--- START Dataset extract ---
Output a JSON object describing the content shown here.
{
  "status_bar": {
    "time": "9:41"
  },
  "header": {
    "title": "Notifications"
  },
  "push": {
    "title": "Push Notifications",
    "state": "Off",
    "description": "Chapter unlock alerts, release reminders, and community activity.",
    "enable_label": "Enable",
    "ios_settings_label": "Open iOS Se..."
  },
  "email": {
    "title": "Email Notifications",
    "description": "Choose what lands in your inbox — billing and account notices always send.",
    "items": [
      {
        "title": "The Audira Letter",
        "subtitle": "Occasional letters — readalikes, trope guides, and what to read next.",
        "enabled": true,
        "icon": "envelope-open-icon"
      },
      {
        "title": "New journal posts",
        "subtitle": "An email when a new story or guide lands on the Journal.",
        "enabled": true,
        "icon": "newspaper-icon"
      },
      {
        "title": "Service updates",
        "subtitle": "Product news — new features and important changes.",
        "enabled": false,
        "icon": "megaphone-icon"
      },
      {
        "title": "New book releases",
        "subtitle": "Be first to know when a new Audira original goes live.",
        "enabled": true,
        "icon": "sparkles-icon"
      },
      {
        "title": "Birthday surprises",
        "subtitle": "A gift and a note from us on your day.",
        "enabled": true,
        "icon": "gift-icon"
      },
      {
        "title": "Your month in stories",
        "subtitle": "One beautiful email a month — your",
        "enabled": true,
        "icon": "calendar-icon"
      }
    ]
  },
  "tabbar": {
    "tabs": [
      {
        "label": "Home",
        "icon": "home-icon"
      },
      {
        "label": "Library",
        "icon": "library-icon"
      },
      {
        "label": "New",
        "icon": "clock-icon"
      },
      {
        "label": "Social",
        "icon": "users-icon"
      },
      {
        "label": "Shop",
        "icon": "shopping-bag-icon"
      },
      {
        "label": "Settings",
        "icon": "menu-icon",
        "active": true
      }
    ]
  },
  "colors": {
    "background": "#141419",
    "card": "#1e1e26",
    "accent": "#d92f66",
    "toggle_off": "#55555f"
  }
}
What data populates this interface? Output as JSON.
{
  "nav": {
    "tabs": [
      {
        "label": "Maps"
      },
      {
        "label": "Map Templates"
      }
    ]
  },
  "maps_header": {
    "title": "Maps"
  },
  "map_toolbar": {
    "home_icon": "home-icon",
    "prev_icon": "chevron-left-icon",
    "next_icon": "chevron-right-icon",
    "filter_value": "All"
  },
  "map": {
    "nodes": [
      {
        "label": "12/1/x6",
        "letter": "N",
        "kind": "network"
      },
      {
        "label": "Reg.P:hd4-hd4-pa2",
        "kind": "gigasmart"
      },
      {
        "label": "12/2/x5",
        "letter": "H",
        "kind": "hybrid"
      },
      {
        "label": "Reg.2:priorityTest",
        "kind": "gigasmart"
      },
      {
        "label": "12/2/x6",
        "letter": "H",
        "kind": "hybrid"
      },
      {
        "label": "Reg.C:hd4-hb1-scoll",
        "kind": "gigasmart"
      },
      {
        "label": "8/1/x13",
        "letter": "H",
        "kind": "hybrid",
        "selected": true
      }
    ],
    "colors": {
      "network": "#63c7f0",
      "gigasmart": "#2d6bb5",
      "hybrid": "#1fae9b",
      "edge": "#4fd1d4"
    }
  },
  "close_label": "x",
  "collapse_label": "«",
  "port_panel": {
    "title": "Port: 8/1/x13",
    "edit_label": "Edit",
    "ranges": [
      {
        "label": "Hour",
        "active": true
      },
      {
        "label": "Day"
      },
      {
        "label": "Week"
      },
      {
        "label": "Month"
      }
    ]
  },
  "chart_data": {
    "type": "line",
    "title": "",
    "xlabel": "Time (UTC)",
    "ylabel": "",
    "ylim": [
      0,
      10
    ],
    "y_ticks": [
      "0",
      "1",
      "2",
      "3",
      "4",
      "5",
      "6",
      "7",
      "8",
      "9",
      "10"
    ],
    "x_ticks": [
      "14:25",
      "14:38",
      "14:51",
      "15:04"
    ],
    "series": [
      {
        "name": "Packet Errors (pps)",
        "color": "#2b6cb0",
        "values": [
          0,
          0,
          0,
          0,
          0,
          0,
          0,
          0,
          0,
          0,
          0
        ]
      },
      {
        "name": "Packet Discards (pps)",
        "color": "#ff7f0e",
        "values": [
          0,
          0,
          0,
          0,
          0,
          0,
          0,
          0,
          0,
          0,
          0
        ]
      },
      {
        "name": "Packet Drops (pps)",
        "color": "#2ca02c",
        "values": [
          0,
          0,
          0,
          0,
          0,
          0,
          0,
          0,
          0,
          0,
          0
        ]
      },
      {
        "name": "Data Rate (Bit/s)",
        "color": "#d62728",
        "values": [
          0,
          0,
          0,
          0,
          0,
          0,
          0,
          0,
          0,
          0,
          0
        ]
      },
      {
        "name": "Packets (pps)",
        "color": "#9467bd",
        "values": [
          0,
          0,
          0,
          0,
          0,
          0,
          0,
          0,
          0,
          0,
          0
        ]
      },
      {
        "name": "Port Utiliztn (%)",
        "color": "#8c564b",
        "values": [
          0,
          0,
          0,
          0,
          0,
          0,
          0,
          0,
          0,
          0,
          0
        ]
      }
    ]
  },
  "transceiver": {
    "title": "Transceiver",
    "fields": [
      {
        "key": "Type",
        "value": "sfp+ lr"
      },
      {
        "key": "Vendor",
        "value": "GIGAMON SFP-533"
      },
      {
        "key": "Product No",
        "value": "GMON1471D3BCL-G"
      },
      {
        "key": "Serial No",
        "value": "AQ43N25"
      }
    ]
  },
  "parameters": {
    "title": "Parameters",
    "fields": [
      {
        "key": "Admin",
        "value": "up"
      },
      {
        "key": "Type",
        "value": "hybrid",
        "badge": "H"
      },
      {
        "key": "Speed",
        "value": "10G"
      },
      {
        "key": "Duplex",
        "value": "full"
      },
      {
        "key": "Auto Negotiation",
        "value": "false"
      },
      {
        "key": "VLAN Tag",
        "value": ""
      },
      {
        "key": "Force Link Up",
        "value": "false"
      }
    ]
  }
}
--- END Dataset extract ---
Pull out all lines from the entries above in which the word "subtitle" appears.

(Solution)
        "subtitle": "Occasional letters — readalikes, trope guides, and what to read next.",
        "subtitle": "An email when a new story or guide lands on the Journal.",
        "subtitle": "Product news — new features and important changes.",
        "subtitle": "Be first to know when a new Audira original goes live.",
        "subtitle": "A gift and a note from us on your day.",
        "subtitle": "One beautiful email a month — your",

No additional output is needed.